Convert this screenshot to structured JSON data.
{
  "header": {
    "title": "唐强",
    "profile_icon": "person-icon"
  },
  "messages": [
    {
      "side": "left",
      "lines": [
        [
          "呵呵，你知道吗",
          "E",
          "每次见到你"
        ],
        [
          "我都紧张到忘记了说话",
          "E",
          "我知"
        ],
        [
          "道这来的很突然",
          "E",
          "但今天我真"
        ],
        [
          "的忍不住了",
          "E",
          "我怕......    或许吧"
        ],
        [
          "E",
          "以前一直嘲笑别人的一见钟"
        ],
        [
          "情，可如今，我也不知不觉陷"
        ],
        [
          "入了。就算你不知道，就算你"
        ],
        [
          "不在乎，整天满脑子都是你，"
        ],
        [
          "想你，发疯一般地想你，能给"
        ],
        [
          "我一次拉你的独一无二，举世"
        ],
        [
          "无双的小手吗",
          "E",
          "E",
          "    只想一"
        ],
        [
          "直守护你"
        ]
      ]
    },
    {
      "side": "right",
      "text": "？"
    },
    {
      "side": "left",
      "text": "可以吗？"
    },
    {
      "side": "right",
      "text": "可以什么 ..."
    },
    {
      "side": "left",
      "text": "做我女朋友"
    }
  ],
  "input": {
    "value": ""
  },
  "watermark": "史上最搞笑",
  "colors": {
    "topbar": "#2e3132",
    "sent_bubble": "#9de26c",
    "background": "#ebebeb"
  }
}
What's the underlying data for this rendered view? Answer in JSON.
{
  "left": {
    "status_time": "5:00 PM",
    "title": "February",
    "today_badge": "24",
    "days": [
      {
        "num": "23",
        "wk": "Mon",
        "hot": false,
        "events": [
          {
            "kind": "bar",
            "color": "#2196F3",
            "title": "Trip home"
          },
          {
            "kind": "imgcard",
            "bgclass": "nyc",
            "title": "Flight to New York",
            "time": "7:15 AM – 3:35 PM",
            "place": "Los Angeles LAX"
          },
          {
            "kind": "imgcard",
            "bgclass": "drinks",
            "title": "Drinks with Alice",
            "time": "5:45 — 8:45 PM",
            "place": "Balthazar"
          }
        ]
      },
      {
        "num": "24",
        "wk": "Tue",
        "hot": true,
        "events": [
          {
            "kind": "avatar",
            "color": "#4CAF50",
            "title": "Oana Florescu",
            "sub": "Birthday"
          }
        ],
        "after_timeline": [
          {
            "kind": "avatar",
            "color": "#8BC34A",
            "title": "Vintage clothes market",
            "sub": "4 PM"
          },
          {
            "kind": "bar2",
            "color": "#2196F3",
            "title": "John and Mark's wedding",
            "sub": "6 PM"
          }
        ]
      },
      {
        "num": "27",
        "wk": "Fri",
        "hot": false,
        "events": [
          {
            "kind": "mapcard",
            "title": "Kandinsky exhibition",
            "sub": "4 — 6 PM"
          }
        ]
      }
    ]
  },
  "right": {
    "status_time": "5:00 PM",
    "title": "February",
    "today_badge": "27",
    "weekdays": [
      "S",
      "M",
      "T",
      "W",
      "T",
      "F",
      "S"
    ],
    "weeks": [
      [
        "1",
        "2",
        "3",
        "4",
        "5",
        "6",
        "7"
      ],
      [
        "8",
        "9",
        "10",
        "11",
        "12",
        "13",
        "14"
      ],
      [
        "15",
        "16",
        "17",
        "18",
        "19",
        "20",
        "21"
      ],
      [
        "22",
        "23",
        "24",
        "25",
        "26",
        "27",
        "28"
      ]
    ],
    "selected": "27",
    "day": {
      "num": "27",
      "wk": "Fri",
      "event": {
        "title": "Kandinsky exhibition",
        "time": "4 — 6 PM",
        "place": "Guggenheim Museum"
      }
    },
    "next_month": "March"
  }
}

┄┄┄┄┄┄┄┄┄┄┄┄┄┄┄┄┄┄┄┄

| DIRECTIONS FOR THIS TASK |
Reproduce all data above, unchanged.

| TASK SOLUTION |
Convert this screenshot to structured JSON data.
{
  "header": {
    "title": "唐强",
    "profile_icon": "person-icon"
  },
  "messages": [
    {
      "side": "left",
      "lines": [
        [
          "呵呵，你知道吗",
          "E",
          "每次见到你"
        ],
        [
          "我都紧张到忘记了说话",
          "E",
          "我知"
        ],
        [
          "道这来的很突然",
          "E",
          "但今天我真"
        ],
        [
          "的忍不住了",
          "E",
          "我怕......    或许吧"
        ],
        [
          "E",
          "以前一直嘲笑别人的一见钟"
        ],
        [
          "情，可如今，我也不知不觉陷"
        ],
        [
          "入了。就算你不知道，就算你"
        ],
        [
          "不在乎，整天满脑子都是你，"
        ],
        [
          "想你，发疯一般地想你，能给"
        ],
        [
          "我一次拉你的独一无二，举世"
        ],
        [
          "无双的小手吗",
          "E",
          "E",
          "    只想一"
        ],
        [
          "直守护你"
        ]
      ]
    },
    {
      "side": "right",
      "text": "？"
    },
    {
      "side": "left",
      "text": "可以吗？"
    },
    {
      "side": "right",
      "text": "可以什么 ..."
    },
    {
      "side": "left",
      "text": "做我女朋友"
    }
  ],
  "input": {
    "value": ""
  },
  "watermark": "史上最搞笑",
  "colors": {
    "topbar": "#2e3132",
    "sent_bubble": "#9de26c",
    "background": "#ebebeb"
  }
}
What's the underlying data for this rendered view? Answer in JSON.
{
  "left": {
    "status_time": "5:00 PM",
    "title": "February",
    "today_badge": "24",
    "days": [
      {
        "num": "23",
        "wk": "Mon",
        "hot": false,
        "events": [
          {
            "kind": "bar",
            "color": "#2196F3",
            "title": "Trip home"
          },
          {
            "kind": "imgcard",
            "bgclass": "nyc",
            "title": "Flight to New York",
            "time": "7:15 AM – 3:35 PM",
            "place": "Los Angeles LAX"
          },
          {
            "kind": "imgcard",
            "bgclass": "drinks",
            "title": "Drinks with Alice",
            "time": "5:45 — 8:45 PM",
            "place": "Balthazar"
          }
        ]
      },
      {
        "num": "24",
        "wk": "Tue",
        "hot": true,
        "events": [
          {
            "kind": "avatar",
            "color": "#4CAF50",
            "title": "Oana Florescu",
            "sub": "Birthday"
          }
        ],
        "after_timeline": [
          {
            "kind": "avatar",
            "color": "#8BC34A",
            "title": "Vintage clothes market",
            "sub": "4 PM"
          },
          {
            "kind": "bar2",
            "color": "#2196F3",
            "title": "John and Mark's wedding",
            "sub": "6 PM"
          }
        ]
      },
      {
        "num": "27",
        "wk": "Fri",
        "hot": false,
        "events": [
          {
            "kind": "mapcard",
            "title": "Kandinsky exhibition",
            "sub": "4 — 6 PM"
          }
        ]
      }
    ]
  },
  "right": {
    "status_time": "5:00 PM",
    "title": "February",
    "today_badge": "27",
    "weekdays": [
      "S",
      "M",
      "T",
      "W",
      "T",
      "F",
      "S"
    ],
    "weeks": [
      [
        "1",
        "2",
        "3",
        "4",
        "5",
        "6",
        "7"
      ],
      [
        "8",
        "9",
        "10",
        "11",
        "12",
        "13",
        "14"
      ],
      [
        "15",
        "16",
        "17",
        "18",
        "19",
        "20",
        "21"
      ],
      [
        "22",
        "23",
        "24",
        "25",
        "26",
        "27",
        "28"
      ]
    ],
    "selected": "27",
    "day": {
      "num": "27",
      "wk": "Fri",
      "event": {
        "title": "Kandinsky exhibition",
        "time": "4 — 6 PM",
        "place": "Guggenheim Museum"
      }
    },
    "next_month": "March"
  }
}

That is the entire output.